— Start —

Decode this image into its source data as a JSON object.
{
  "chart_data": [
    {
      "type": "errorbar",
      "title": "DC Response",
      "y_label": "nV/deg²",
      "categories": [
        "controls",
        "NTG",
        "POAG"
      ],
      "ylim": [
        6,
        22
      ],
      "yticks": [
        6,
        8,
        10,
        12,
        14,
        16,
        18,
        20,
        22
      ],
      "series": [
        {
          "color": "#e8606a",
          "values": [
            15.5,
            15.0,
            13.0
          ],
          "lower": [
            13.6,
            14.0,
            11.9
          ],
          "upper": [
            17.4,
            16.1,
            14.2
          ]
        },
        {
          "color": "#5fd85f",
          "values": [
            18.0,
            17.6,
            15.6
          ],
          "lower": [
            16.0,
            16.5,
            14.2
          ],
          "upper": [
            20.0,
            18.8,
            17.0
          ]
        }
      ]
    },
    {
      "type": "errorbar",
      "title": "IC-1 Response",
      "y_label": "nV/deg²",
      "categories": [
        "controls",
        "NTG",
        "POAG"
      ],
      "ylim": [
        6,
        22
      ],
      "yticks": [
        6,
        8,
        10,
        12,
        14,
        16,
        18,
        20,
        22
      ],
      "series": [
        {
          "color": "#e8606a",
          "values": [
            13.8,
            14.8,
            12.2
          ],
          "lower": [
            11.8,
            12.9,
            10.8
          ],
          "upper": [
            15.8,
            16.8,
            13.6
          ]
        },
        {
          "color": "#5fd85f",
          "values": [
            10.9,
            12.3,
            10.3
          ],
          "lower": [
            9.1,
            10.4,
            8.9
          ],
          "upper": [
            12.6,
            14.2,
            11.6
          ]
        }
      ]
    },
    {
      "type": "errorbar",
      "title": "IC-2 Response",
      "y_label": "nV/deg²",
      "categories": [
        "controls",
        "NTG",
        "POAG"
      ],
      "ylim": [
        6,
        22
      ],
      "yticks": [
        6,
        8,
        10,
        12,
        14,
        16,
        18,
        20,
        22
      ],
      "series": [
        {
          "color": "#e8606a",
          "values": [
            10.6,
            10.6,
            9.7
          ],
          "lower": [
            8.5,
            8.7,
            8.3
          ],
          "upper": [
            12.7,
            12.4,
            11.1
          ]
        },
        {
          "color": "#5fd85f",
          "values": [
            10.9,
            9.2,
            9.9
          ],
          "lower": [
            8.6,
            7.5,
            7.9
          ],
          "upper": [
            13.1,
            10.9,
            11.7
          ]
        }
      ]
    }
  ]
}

— End —

### [What is needed]
Print every line of the records exactly. Omit nothing.

### [Full answer]
Decode this image into its source data as a JSON object.
{
  "chart_data": [
    {
      "type": "errorbar",
      "title": "DC Response",
      "y_label": "nV/deg²",
      "categories": [
        "controls",
        "NTG",
        "POAG"
      ],
      "ylim": [
        6,
        22
      ],
      "yticks": [
        6,
        8,
        10,
        12,
        14,
        16,
        18,
        20,
        22
      ],
      "series": [
        {
          "color": "#e8606a",
          "values": [
            15.5,
            15.0,
            13.0
          ],
          "lower": [
            13.6,
            14.0,
            11.9
          ],
          "upper": [
            17.4,
            16.1,
            14.2
          ]
        },
        {
          "color": "#5fd85f",
          "values": [
            18.0,
            17.6,
            15.6
          ],
          "lower": [
            16.0,
            16.5,
            14.2
          ],
          "upper": [
            20.0,
            18.8,
            17.0
          ]
        }
      ]
    },
    {
      "type": "errorbar",
      "title": "IC-1 Response",
      "y_label": "nV/deg²",
      "categories": [
        "controls",
        "NTG",
        "POAG"
      ],
      "ylim": [
        6,
        22
      ],
      "yticks": [
        6,
        8,
        10,
        12,
        14,
        16,
        18,
        20,
        22
      ],
      "series": [
        {
          "color": "#e8606a",
          "values": [
            13.8,
            14.8,
            12.2
          ],
          "lower": [
            11.8,
            12.9,
            10.8
          ],
          "upper": [
            15.8,
            16.8,
            13.6
          ]
        },
        {
          "color": "#5fd85f",
          "values": [
            10.9,
            12.3,
            10.3
          ],
          "lower": [
            9.1,
            10.4,
            8.9
          ],
          "upper": [
            12.6,
            14.2,
            11.6
          ]
        }
      ]
    },
    {
      "type": "errorbar",
      "title": "IC-2 Response",
      "y_label": "nV/deg²",
      "categories": [
        "controls",
        "NTG",
        "POAG"
      ],
      "ylim": [
        6,
        22
      ],
      "yticks": [
        6,
        8,
        10,
        12,
        14,
        16,
        18,
        20,
        22
      ],
      "series": [
        {
          "color": "#e8606a",
          "values": [
            10.6,
            10.6,
            9.7
          ],
          "lower": [
            8.5,
            8.7,
            8.3
          ],
          "upper": [
            12.7,
            12.4,
            11.1
          ]
        },
        {
          "color": "#5fd85f",
          "values": [
            10.9,
            9.2,
            9.9
          ],
          "lower": [
            8.6,
            7.5,
            7.9
          ],
          "upper": [
            13.1,
            10.9,
            11.7
          ]
        }
      ]
    }
  ]
}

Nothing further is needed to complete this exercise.